EXERCISE DETAILS:
Scan the material that follows. Copy every line containing the word "been".

[Dataset items]
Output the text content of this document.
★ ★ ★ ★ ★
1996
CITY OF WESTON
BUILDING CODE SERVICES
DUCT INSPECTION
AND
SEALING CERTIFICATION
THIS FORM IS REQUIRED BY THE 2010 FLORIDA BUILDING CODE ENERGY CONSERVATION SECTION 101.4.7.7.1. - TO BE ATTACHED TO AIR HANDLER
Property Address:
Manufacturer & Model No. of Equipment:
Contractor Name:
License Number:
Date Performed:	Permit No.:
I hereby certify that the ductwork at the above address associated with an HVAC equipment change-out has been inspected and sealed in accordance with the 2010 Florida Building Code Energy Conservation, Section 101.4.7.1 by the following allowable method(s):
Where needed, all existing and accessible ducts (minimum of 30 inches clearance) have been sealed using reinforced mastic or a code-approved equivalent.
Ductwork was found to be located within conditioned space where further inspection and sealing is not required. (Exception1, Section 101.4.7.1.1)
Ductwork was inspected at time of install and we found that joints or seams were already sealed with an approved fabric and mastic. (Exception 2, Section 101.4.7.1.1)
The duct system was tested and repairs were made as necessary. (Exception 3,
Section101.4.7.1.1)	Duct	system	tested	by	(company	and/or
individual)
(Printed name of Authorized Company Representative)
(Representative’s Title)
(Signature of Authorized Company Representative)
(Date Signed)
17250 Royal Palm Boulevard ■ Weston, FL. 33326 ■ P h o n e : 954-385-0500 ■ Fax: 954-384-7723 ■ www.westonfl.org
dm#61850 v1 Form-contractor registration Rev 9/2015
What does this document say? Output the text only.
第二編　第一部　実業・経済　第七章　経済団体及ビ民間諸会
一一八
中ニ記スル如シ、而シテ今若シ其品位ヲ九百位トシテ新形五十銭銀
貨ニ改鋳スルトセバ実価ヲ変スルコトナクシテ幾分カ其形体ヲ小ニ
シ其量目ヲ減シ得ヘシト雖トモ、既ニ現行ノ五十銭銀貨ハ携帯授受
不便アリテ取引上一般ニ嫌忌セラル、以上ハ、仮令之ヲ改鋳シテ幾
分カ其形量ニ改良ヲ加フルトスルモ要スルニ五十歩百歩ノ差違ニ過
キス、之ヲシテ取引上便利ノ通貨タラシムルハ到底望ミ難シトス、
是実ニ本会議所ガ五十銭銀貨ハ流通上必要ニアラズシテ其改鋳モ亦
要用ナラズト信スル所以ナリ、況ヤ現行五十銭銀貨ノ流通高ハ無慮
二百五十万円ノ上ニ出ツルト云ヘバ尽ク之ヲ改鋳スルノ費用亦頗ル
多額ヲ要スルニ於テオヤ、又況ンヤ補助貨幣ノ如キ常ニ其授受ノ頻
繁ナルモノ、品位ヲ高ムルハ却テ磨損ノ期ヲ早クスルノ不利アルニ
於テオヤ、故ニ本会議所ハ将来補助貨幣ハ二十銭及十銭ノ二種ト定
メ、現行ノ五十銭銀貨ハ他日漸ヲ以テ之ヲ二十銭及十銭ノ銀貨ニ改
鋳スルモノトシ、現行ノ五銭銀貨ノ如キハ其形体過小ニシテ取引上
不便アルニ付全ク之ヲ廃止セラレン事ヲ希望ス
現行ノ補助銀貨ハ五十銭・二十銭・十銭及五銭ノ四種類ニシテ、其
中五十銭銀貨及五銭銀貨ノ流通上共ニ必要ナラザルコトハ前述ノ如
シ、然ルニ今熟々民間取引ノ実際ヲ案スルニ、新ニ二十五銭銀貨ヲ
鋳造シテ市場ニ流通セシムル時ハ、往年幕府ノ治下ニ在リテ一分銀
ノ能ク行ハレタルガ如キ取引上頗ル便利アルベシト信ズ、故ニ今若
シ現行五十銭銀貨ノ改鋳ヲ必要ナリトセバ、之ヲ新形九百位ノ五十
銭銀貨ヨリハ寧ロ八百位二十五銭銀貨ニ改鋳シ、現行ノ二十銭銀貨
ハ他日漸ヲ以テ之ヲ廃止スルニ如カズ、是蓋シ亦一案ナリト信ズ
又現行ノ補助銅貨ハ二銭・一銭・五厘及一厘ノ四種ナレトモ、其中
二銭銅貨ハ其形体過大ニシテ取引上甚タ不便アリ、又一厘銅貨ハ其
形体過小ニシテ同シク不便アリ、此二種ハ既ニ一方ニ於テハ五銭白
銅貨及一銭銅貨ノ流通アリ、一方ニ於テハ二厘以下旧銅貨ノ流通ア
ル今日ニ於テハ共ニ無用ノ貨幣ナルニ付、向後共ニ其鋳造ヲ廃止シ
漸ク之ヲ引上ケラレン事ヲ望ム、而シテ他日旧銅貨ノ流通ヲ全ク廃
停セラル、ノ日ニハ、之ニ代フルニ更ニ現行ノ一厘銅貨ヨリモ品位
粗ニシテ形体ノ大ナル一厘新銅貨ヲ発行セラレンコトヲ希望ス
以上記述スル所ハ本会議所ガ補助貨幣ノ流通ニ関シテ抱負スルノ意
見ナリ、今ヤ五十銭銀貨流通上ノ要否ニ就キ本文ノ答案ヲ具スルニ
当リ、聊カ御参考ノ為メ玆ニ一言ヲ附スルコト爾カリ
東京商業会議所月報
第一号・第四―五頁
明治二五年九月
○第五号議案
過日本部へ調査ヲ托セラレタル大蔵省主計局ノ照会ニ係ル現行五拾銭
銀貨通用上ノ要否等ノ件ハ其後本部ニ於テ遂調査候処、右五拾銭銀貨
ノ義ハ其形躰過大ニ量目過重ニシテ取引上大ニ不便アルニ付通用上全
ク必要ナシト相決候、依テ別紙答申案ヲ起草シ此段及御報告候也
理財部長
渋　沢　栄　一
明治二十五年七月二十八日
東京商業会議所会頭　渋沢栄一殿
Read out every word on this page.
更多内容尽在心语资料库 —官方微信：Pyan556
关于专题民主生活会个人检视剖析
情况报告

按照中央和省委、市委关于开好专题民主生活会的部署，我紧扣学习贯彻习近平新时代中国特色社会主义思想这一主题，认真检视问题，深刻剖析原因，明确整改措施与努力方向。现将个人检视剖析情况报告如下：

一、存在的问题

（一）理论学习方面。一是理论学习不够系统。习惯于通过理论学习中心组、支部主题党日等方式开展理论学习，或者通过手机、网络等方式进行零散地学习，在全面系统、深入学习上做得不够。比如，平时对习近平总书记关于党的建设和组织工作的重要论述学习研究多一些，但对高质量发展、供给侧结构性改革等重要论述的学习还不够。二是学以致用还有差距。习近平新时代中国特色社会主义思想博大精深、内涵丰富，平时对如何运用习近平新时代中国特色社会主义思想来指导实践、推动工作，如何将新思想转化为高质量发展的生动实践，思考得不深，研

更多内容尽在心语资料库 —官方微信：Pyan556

FINAL RESULT:
I hereby certify that the ductwork at the above address associated with an HVAC equipment change-out has been inspected and sealed in accordance with the 2010 Florida Building Code Energy Conservation, Section 101.4.7.1 by the following allowable method(s):
Where needed, all existing and accessible ducts (minimum of 30 inches clearance) have been sealed using reinforced mastic or a code-approved equivalent.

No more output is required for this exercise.